> **Records for the exercise**:
------------------------

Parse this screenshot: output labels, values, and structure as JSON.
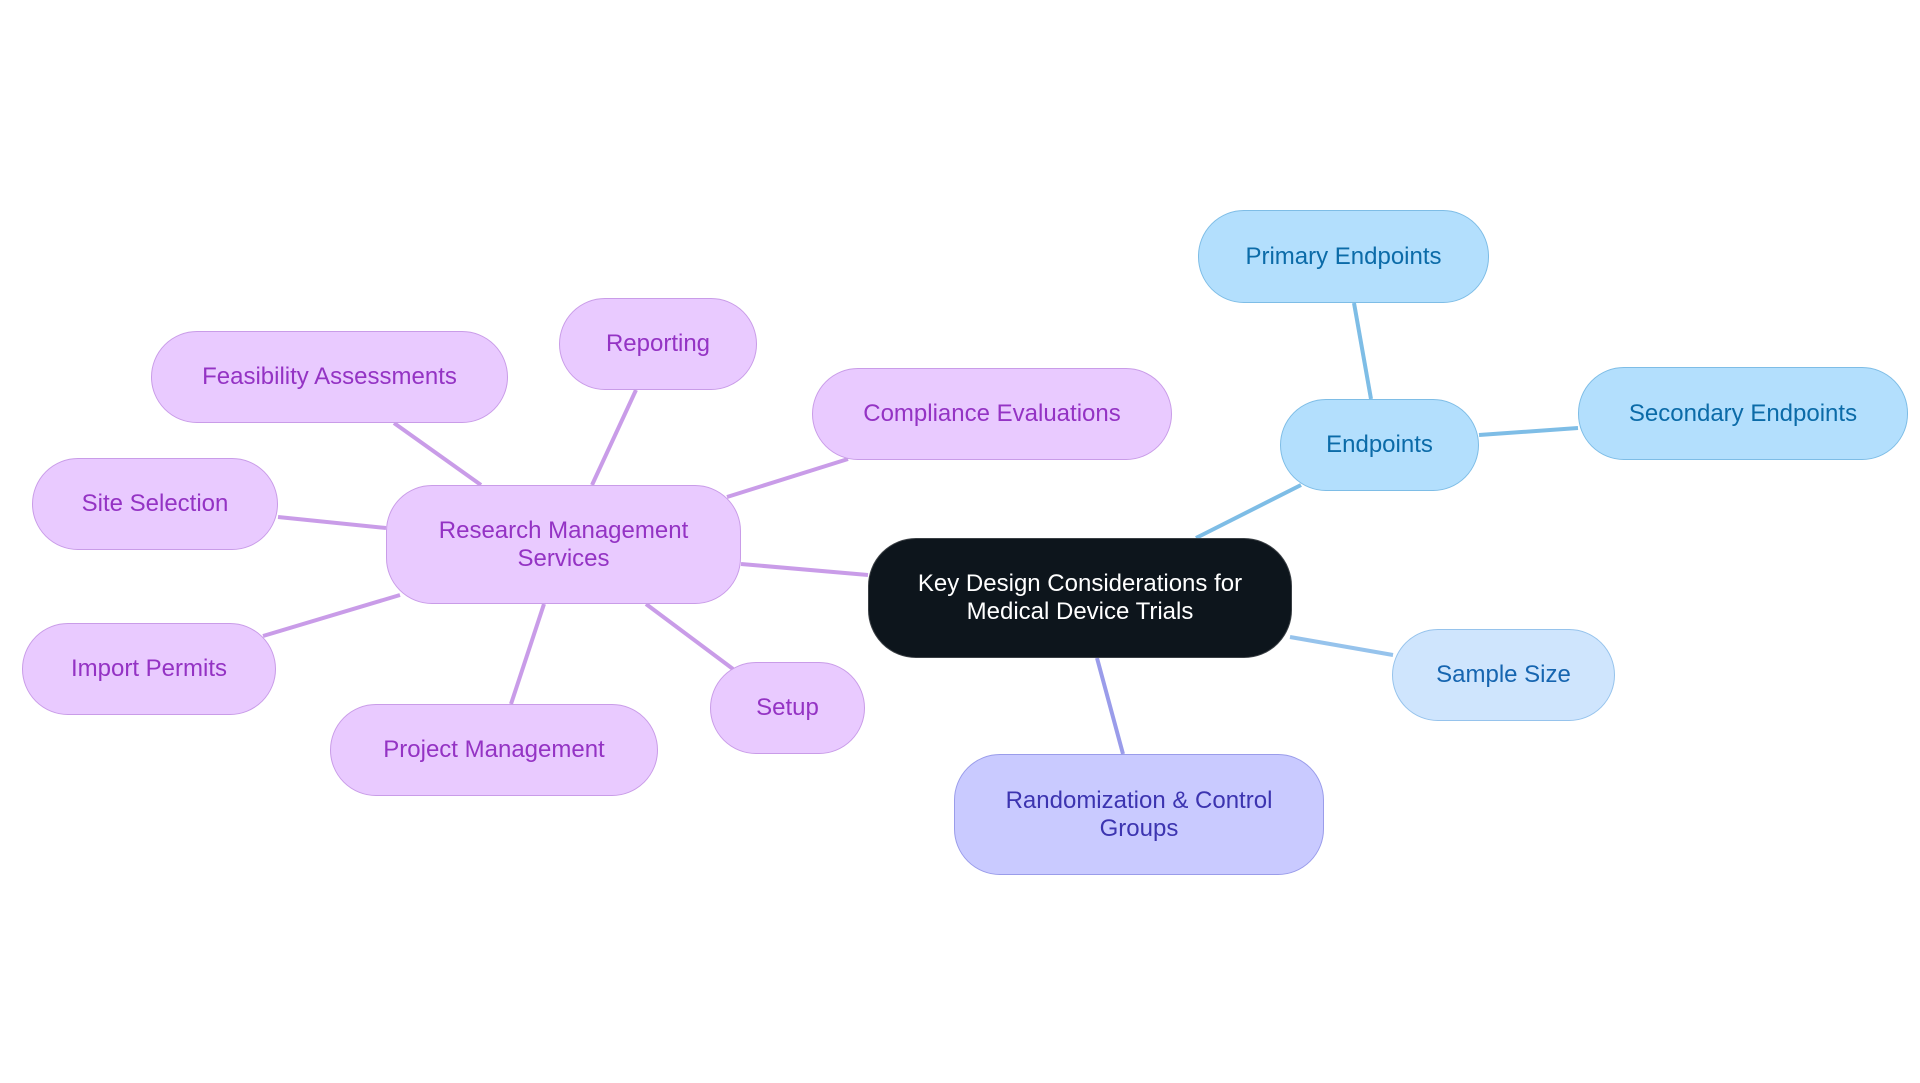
{
  "diagram": {
    "type": "mindmap",
    "colors": {
      "root_fill": "#0d151c",
      "root_text": "#ffffff",
      "purple_fill": "#e9caff",
      "purple_text": "#9433c4",
      "purple_edge": "#c99ce8",
      "blue_fill": "#b3dffd",
      "blue_text": "#0b6ba8",
      "blue_edge": "#7ebde6",
      "light_blue_fill": "#cfe5fd",
      "light_blue_edge": "#96c3ec",
      "indigo_fill": "#c9caff",
      "indigo_text": "#3c34b0",
      "indigo_edge": "#9a9cea"
    },
    "root": {
      "id": "root",
      "lines": [
        "Key Design Considerations for",
        "Medical Device Trials"
      ]
    },
    "nodes": [
      {
        "id": "rms",
        "parent": "root",
        "lines": [
          "Research Management",
          "Services"
        ]
      },
      {
        "id": "compliance",
        "parent": "rms",
        "lines": [
          "Compliance Evaluations"
        ]
      },
      {
        "id": "reporting",
        "parent": "rms",
        "lines": [
          "Reporting"
        ]
      },
      {
        "id": "feasibility",
        "parent": "rms",
        "lines": [
          "Feasibility Assessments"
        ]
      },
      {
        "id": "site",
        "parent": "rms",
        "lines": [
          "Site Selection"
        ]
      },
      {
        "id": "import",
        "parent": "rms",
        "lines": [
          "Import Permits"
        ]
      },
      {
        "id": "project",
        "parent": "rms",
        "lines": [
          "Project Management"
        ]
      },
      {
        "id": "setup",
        "parent": "rms",
        "lines": [
          "Setup"
        ]
      },
      {
        "id": "endpoints",
        "parent": "root",
        "lines": [
          "Endpoints"
        ]
      },
      {
        "id": "primary",
        "parent": "endpoints",
        "lines": [
          "Primary Endpoints"
        ]
      },
      {
        "id": "secondary",
        "parent": "endpoints",
        "lines": [
          "Secondary Endpoints"
        ]
      },
      {
        "id": "sample",
        "parent": "root",
        "lines": [
          "Sample Size"
        ]
      },
      {
        "id": "random",
        "parent": "root",
        "lines": [
          "Randomization & Control",
          "Groups"
        ]
      }
    ]
  }
}
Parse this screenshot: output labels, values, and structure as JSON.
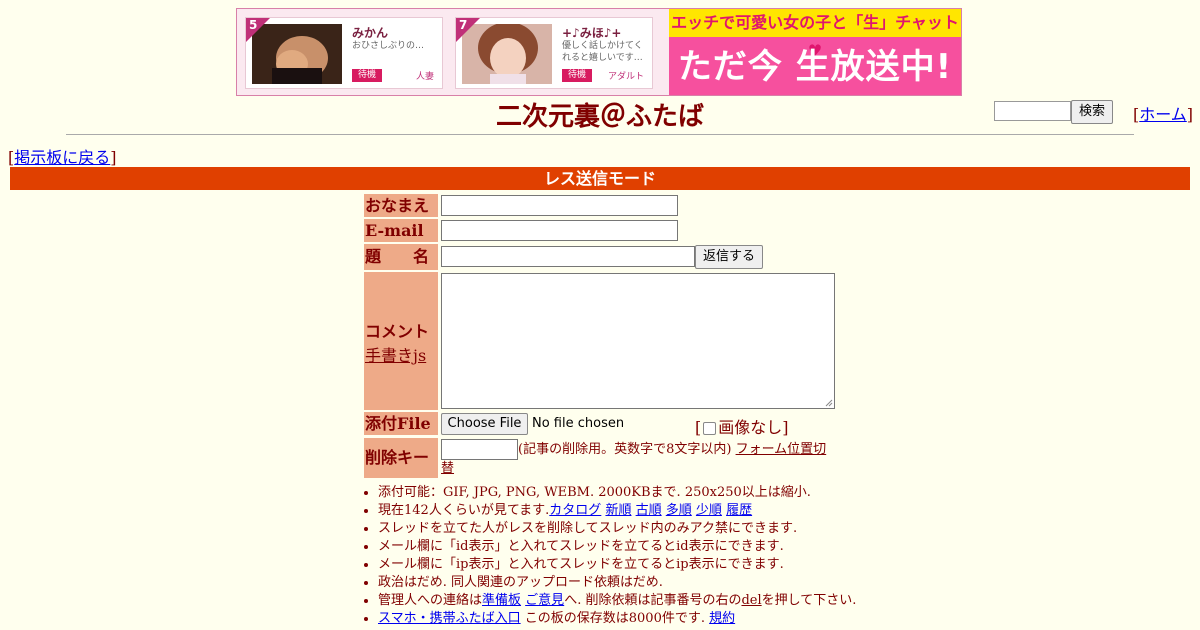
{
  "banner": {
    "cards": [
      {
        "rank": "5",
        "name": "みかん",
        "desc": "おひさしぶりの…",
        "status": "待機",
        "category": "人妻"
      },
      {
        "rank": "7",
        "name": "+♪みほ♪+",
        "desc": "優しく話しかけてくれると嬉しいです…",
        "status": "待機",
        "category": "アダルト"
      }
    ],
    "live_top": "エッチで可愛い女の子と「生」チャット♥",
    "live_main": "ただ今 生放送中!"
  },
  "header": {
    "title": "二次元裏＠ふたば",
    "search_button": "検索",
    "bracket_open": "[",
    "home_link": "ホーム",
    "bracket_close": "]"
  },
  "nav": {
    "bracket_open": "[",
    "back_link": "掲示板に戻る",
    "bracket_close": "]"
  },
  "mode_bar": "レス送信モード",
  "form": {
    "name_label": "おなまえ",
    "email_label": "E-mail",
    "subject_label": "題　　名",
    "submit_button": "返信する",
    "comment_label": "コメント",
    "draw_link": "手書きjs",
    "file_label": "添付File",
    "choose_file": "Choose File",
    "no_file": "No file chosen",
    "noimg_open": "[",
    "noimg_label": "画像なし",
    "noimg_close": "]",
    "delkey_label": "削除キー",
    "delkey_note": "(記事の削除用。英数字で8文字以内)",
    "form_pos_link": "フォーム位置切替"
  },
  "rules": {
    "r1": "添付可能：GIF, JPG, PNG, WEBM. 2000KBまで. 250x250以上は縮小.",
    "r2_prefix": "現在142人くらいが見てます.",
    "r2_links": [
      "カタログ",
      "新順",
      "古順",
      "多順",
      "少順",
      "履歴"
    ],
    "r3": "スレッドを立てた人がレスを削除してスレッド内のみアク禁にできます.",
    "r4": "メール欄に「id表示」と入れてスレッドを立てるとid表示にできます.",
    "r5": "メール欄に「ip表示」と入れてスレッドを立てるとip表示にできます.",
    "r6": "政治はだめ. 同人関連のアップロード依頼はだめ.",
    "r7_prefix": "管理人への連絡は",
    "r7_link1": "準備板",
    "r7_link2": "ご意見",
    "r7_mid": "へ. 削除依頼は記事番号の右の",
    "r7_del": "del",
    "r7_suffix": "を押して下さい.",
    "r8_link": "スマホ・携帯ふたば入口",
    "r8_mid": " この板の保存数は8000件です. ",
    "r8_rules": "規約"
  }
}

------------------------

Show the lines that mention the word "メール欄に".

    "r4": "メール欄に「id表示」と入れてスレッドを立てるとid表示にできます.",
    "r5": "メール欄に「ip表示」と入れてスレッドを立てるとip表示にできます.",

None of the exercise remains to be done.